## START

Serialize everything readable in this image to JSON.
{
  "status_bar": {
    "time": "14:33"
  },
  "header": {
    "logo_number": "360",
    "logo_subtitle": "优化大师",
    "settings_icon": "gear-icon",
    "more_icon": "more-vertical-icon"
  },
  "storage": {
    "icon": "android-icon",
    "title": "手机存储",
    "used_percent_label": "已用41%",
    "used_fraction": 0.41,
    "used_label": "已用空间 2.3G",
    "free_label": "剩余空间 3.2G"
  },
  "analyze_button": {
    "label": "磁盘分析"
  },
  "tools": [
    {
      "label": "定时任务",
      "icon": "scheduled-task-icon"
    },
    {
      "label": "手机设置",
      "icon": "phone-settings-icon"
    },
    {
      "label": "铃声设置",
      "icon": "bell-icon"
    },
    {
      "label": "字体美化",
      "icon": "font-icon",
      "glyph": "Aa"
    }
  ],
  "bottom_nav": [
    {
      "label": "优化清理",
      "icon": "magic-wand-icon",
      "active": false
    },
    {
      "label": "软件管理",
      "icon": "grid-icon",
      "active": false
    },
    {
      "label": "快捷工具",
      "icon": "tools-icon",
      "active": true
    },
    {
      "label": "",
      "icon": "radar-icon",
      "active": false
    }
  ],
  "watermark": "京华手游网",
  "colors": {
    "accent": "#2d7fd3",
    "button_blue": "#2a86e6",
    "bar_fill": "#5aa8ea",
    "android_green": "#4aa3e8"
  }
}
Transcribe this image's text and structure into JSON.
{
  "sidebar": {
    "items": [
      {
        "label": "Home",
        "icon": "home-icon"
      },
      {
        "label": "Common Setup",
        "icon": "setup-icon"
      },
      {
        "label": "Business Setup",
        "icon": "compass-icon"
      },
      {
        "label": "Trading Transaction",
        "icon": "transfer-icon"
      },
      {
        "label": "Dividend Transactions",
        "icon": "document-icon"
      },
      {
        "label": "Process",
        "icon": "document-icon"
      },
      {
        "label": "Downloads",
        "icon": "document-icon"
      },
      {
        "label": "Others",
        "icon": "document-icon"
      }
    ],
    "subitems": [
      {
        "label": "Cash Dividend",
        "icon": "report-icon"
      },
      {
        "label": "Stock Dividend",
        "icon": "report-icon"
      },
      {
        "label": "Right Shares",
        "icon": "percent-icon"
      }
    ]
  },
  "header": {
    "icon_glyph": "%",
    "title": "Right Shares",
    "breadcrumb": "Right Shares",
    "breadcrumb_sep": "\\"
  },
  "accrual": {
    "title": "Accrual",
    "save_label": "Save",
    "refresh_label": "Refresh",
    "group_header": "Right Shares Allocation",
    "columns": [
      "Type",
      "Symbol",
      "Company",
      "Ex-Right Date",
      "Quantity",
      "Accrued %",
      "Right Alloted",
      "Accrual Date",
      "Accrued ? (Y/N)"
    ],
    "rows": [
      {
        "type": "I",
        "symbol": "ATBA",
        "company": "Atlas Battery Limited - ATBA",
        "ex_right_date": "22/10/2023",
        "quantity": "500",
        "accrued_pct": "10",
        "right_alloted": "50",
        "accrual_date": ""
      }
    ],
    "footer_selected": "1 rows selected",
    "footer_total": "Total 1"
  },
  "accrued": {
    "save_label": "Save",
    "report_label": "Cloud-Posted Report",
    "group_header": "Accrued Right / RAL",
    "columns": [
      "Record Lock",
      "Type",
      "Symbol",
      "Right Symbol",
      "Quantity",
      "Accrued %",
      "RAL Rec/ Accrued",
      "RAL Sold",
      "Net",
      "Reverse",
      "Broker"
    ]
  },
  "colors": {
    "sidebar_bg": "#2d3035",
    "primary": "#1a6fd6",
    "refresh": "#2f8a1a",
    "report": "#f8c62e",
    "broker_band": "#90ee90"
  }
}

## END

### TASK REQUIREMENTS
Copy every line of the material, please, keeping it exactly the same.

### RESULT OF THE TASK
Serialize everything readable in this image to JSON.
{
  "status_bar": {
    "time": "14:33"
  },
  "header": {
    "logo_number": "360",
    "logo_subtitle": "优化大师",
    "settings_icon": "gear-icon",
    "more_icon": "more-vertical-icon"
  },
  "storage": {
    "icon": "android-icon",
    "title": "手机存储",
    "used_percent_label": "已用41%",
    "used_fraction": 0.41,
    "used_label": "已用空间 2.3G",
    "free_label": "剩余空间 3.2G"
  },
  "analyze_button": {
    "label": "磁盘分析"
  },
  "tools": [
    {
      "label": "定时任务",
      "icon": "scheduled-task-icon"
    },
    {
      "label": "手机设置",
      "icon": "phone-settings-icon"
    },
    {
      "label": "铃声设置",
      "icon": "bell-icon"
    },
    {
      "label": "字体美化",
      "icon": "font-icon",
      "glyph": "Aa"
    }
  ],
  "bottom_nav": [
    {
      "label": "优化清理",
      "icon": "magic-wand-icon",
      "active": false
    },
    {
      "label": "软件管理",
      "icon": "grid-icon",
      "active": false
    },
    {
      "label": "快捷工具",
      "icon": "tools-icon",
      "active": true
    },
    {
      "label": "",
      "icon": "radar-icon",
      "active": false
    }
  ],
  "watermark": "京华手游网",
  "colors": {
    "accent": "#2d7fd3",
    "button_blue": "#2a86e6",
    "bar_fill": "#5aa8ea",
    "android_green": "#4aa3e8"
  }
}
Transcribe this image's text and structure into JSON.
{
  "sidebar": {
    "items": [
      {
        "label": "Home",
        "icon": "home-icon"
      },
      {
        "label": "Common Setup",
        "icon": "setup-icon"
      },
      {
        "label": "Business Setup",
        "icon": "compass-icon"
      },
      {
        "label": "Trading Transaction",
        "icon": "transfer-icon"
      },
      {
        "label": "Dividend Transactions",
        "icon": "document-icon"
      },
      {
        "label": "Process",
        "icon": "document-icon"
      },
      {
        "label": "Downloads",
        "icon": "document-icon"
      },
      {
        "label": "Others",
        "icon": "document-icon"
      }
    ],
    "subitems": [
      {
        "label": "Cash Dividend",
        "icon": "report-icon"
      },
      {
        "label": "Stock Dividend",
        "icon": "report-icon"
      },
      {
        "label": "Right Shares",
        "icon": "percent-icon"
      }
    ]
  },
  "header": {
    "icon_glyph": "%",
    "title": "Right Shares",
    "breadcrumb": "Right Shares",
    "breadcrumb_sep": "\\"
  },
  "accrual": {
    "title": "Accrual",
    "save_label": "Save",
    "refresh_label": "Refresh",
    "group_header": "Right Shares Allocation",
    "columns": [
      "Type",
      "Symbol",
      "Company",
      "Ex-Right Date",
      "Quantity",
      "Accrued %",
      "Right Alloted",
      "Accrual Date",
      "Accrued ? (Y/N)"
    ],
    "rows": [
      {
        "type": "I",
        "symbol": "ATBA",
        "company": "Atlas Battery Limited - ATBA",
        "ex_right_date": "22/10/2023",
        "quantity": "500",
        "accrued_pct": "10",
        "right_alloted": "50",
        "accrual_date": ""
      }
    ],
    "footer_selected": "1 rows selected",
    "footer_total": "Total 1"
  },
  "accrued": {
    "save_label": "Save",
    "report_label": "Cloud-Posted Report",
    "group_header": "Accrued Right / RAL",
    "columns": [
      "Record Lock",
      "Type",
      "Symbol",
      "Right Symbol",
      "Quantity",
      "Accrued %",
      "RAL Rec/ Accrued",
      "RAL Sold",
      "Net",
      "Reverse",
      "Broker"
    ]
  },
  "colors": {
    "sidebar_bg": "#2d3035",
    "primary": "#1a6fd6",
    "refresh": "#2f8a1a",
    "report": "#f8c62e",
    "broker_band": "#90ee90"
  }
}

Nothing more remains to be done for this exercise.